**Goal**.
Separate out the lines that hold "croacia".

# start of Data shown

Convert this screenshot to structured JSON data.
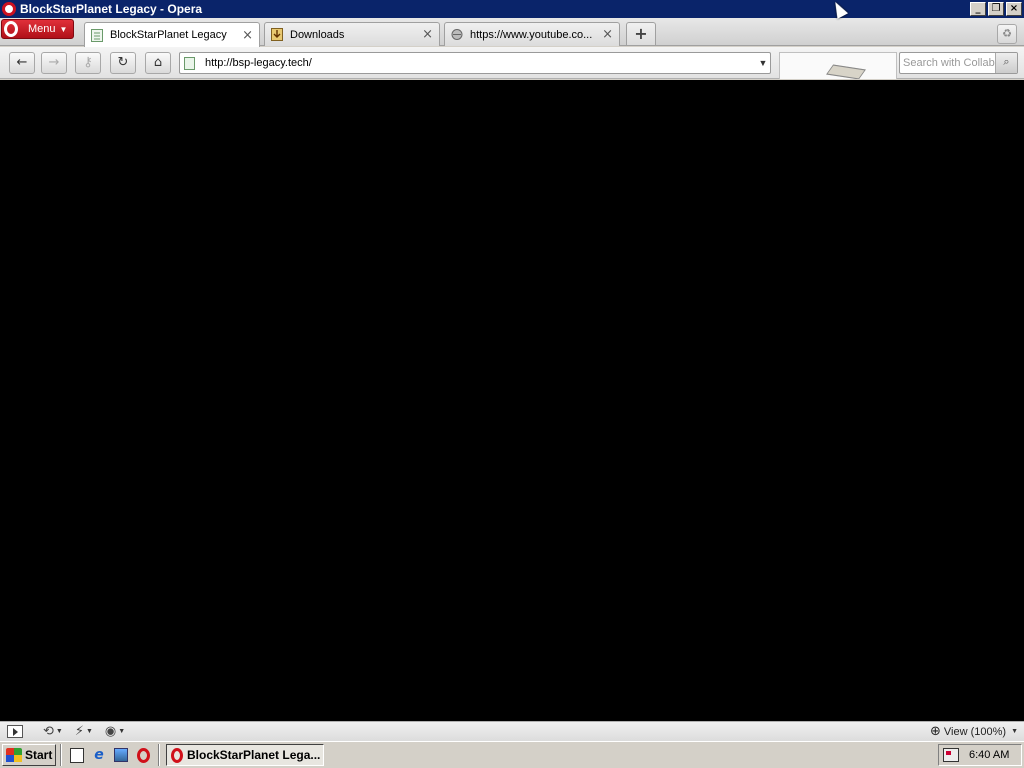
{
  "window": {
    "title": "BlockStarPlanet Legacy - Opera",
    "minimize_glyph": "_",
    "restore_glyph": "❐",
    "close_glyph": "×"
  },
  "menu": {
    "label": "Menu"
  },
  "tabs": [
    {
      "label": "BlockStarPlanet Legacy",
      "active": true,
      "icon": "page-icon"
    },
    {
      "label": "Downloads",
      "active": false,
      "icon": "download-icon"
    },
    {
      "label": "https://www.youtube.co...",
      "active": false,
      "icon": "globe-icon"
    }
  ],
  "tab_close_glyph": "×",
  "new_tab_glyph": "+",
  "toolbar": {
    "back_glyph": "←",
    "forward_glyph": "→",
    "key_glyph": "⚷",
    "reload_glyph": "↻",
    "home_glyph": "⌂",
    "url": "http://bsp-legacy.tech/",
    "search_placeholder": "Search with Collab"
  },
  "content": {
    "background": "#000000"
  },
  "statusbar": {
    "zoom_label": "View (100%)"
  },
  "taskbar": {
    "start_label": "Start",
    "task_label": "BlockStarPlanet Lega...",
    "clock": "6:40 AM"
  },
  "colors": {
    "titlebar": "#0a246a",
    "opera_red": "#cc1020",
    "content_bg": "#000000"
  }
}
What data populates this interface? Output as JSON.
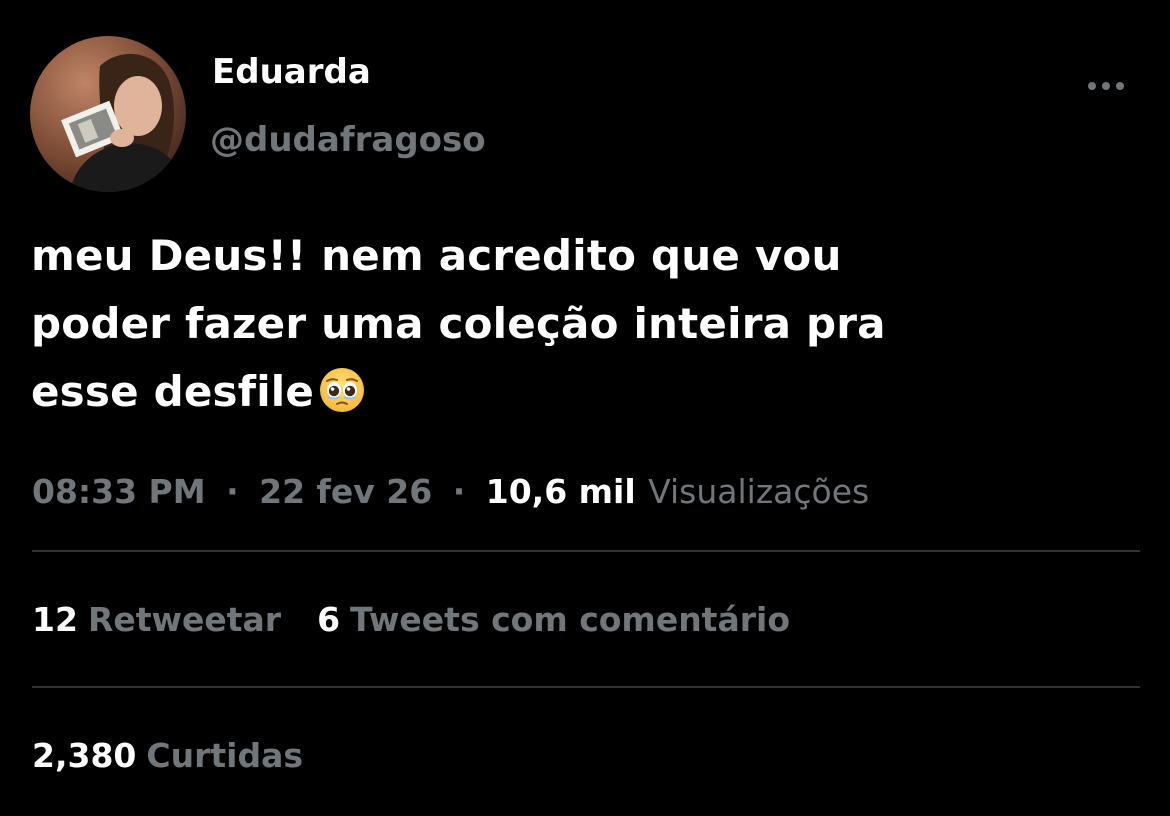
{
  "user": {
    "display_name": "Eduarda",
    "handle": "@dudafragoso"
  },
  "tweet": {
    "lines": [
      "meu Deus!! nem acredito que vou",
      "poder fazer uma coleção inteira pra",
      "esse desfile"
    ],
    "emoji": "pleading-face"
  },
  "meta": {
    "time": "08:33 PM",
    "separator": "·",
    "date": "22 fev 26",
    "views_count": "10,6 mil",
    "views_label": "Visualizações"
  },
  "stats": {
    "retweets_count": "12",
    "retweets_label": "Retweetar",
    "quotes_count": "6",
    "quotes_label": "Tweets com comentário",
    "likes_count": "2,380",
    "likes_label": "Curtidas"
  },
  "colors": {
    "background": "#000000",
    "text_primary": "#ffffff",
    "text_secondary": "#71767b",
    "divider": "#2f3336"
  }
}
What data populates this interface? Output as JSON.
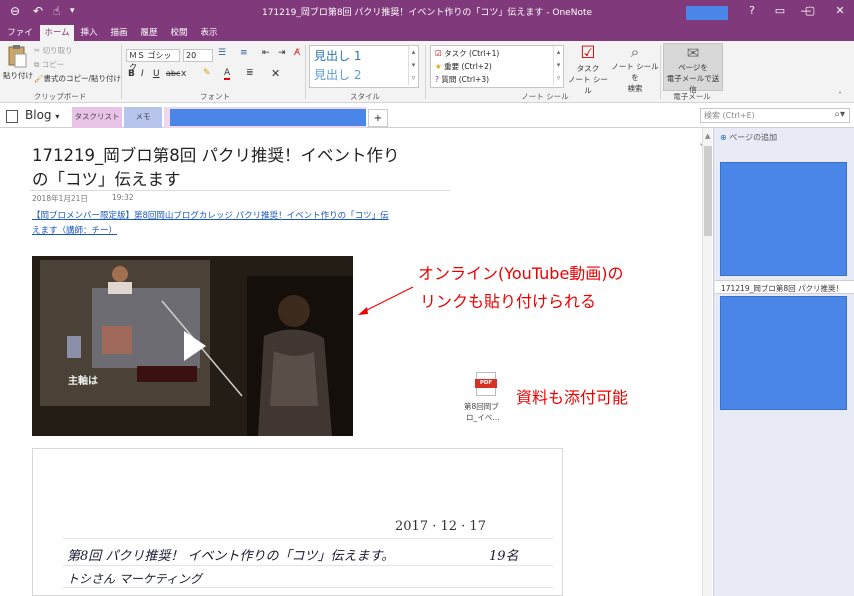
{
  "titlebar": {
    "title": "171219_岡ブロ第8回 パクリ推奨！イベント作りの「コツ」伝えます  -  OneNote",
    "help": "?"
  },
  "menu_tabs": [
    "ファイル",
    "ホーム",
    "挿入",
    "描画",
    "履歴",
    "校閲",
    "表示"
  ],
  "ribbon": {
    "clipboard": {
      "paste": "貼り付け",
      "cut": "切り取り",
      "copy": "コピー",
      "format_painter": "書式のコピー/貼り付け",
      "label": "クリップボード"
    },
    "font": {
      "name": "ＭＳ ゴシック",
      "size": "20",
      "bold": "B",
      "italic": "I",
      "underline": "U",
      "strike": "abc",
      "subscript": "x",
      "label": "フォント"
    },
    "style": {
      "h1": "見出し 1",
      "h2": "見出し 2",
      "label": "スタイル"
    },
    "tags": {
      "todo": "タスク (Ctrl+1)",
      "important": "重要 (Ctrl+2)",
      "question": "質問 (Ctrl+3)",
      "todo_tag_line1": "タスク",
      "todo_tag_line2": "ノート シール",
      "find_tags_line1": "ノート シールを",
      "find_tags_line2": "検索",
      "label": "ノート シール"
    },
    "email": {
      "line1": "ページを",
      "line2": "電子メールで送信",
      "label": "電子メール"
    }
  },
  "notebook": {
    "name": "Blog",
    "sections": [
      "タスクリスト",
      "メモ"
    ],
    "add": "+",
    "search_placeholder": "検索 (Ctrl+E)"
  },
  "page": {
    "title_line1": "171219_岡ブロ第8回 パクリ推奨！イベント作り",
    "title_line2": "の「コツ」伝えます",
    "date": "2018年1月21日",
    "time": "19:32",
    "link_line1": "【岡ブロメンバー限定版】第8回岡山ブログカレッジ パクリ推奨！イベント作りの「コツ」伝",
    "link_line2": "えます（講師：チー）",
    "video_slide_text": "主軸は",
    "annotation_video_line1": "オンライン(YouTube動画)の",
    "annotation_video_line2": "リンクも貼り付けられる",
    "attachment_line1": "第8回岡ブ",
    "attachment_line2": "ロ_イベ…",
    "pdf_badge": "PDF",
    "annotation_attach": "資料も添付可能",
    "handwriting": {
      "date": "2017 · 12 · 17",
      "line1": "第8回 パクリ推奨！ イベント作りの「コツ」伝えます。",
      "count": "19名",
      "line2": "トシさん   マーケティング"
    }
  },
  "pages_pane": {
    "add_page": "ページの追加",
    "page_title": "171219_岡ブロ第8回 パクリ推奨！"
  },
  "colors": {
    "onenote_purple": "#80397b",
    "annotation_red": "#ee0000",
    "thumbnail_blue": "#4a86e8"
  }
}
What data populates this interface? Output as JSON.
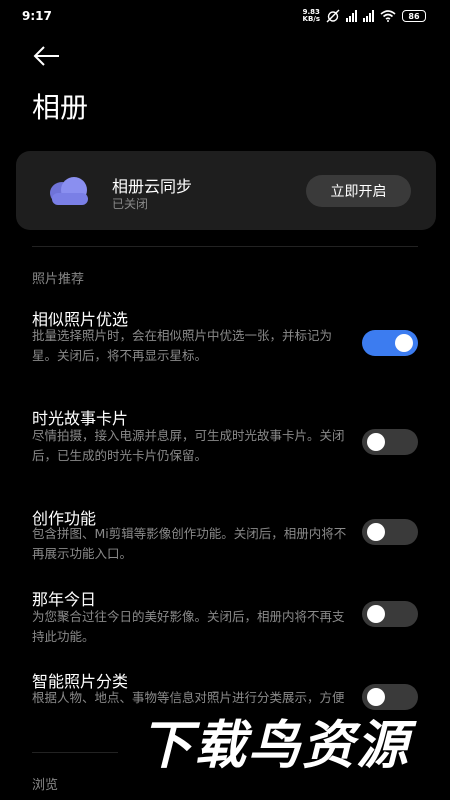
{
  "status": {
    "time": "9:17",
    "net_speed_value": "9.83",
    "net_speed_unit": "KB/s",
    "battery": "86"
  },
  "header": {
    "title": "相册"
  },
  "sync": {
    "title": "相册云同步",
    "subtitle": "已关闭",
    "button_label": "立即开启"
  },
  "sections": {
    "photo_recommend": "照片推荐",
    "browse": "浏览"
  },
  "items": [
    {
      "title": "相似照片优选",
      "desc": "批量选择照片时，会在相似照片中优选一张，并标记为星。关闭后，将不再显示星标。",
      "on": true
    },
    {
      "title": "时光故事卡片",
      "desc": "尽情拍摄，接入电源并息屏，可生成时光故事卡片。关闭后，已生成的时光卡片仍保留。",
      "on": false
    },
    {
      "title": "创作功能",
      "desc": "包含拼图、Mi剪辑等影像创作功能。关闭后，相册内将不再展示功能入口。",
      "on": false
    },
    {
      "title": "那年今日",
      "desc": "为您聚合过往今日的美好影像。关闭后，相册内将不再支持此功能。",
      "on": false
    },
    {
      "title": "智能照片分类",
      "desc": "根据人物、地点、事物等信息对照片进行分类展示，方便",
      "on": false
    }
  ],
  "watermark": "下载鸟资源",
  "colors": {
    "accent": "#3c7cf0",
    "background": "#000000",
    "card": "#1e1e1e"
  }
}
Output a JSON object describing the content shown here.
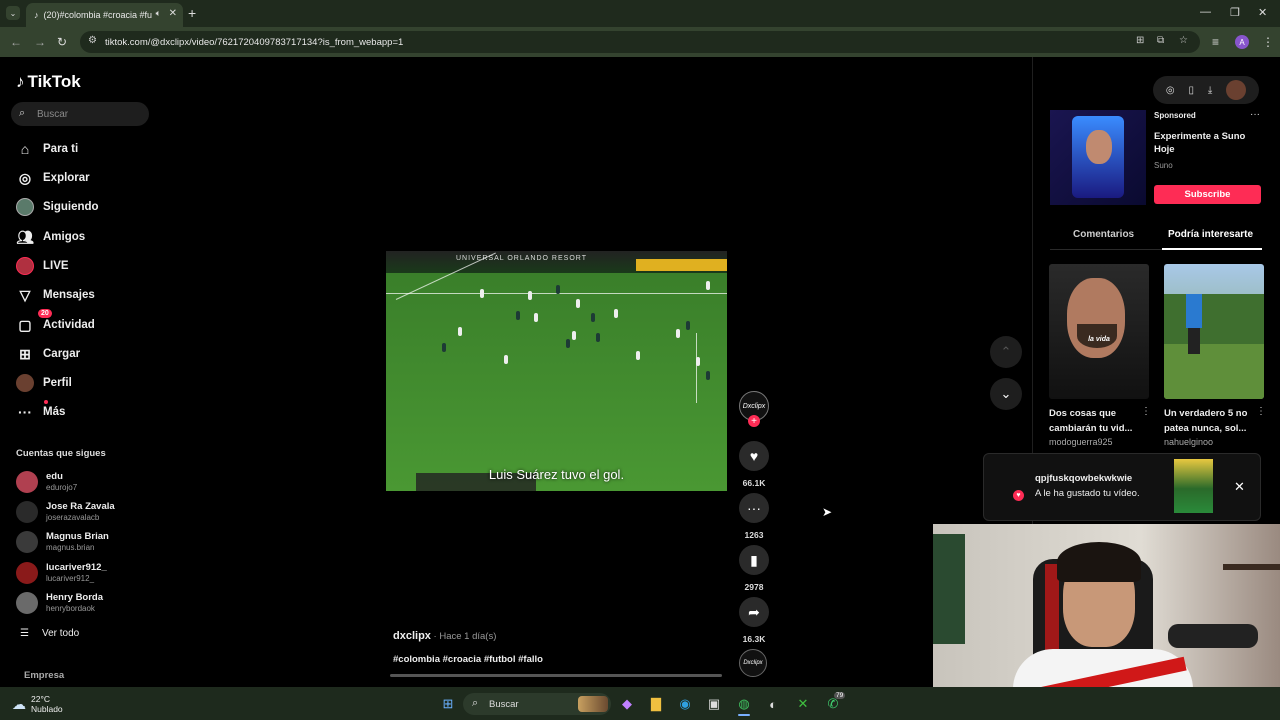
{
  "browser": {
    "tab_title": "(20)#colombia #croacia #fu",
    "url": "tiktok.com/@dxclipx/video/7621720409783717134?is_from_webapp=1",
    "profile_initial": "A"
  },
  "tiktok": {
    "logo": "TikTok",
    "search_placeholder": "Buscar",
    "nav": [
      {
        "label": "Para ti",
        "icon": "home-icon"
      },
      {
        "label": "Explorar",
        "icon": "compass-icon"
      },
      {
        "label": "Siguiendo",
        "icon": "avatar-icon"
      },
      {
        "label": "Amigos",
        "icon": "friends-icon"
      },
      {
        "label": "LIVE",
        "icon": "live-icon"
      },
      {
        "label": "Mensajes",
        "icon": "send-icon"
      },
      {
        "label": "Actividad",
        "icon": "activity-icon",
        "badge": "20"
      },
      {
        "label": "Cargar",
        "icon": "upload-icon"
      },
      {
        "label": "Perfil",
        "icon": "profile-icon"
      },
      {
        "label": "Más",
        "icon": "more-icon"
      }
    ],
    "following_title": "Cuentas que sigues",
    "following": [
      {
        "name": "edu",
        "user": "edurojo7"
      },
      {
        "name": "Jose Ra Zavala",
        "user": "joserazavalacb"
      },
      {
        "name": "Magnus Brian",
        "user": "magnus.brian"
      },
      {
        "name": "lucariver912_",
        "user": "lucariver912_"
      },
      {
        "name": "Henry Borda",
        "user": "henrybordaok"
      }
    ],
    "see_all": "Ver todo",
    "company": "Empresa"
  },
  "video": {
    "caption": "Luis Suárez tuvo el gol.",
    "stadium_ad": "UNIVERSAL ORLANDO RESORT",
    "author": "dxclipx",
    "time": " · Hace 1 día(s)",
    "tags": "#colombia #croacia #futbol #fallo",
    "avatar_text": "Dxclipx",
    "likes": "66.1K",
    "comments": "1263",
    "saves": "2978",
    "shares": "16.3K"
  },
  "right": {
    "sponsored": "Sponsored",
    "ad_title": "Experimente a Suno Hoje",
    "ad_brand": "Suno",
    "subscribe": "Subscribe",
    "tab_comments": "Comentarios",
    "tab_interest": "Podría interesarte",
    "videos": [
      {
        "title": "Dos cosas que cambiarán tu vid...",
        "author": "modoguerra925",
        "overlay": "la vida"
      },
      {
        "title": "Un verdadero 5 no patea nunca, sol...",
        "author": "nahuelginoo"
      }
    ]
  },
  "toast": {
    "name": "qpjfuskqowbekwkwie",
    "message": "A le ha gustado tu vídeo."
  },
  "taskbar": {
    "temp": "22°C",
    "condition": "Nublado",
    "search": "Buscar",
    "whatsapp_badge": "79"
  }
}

# end of Data shown

**Exercise solution**.
    "tab_title": "(20)#colombia #croacia #fu",
    "tags": "#colombia #croacia #futbol #fallo",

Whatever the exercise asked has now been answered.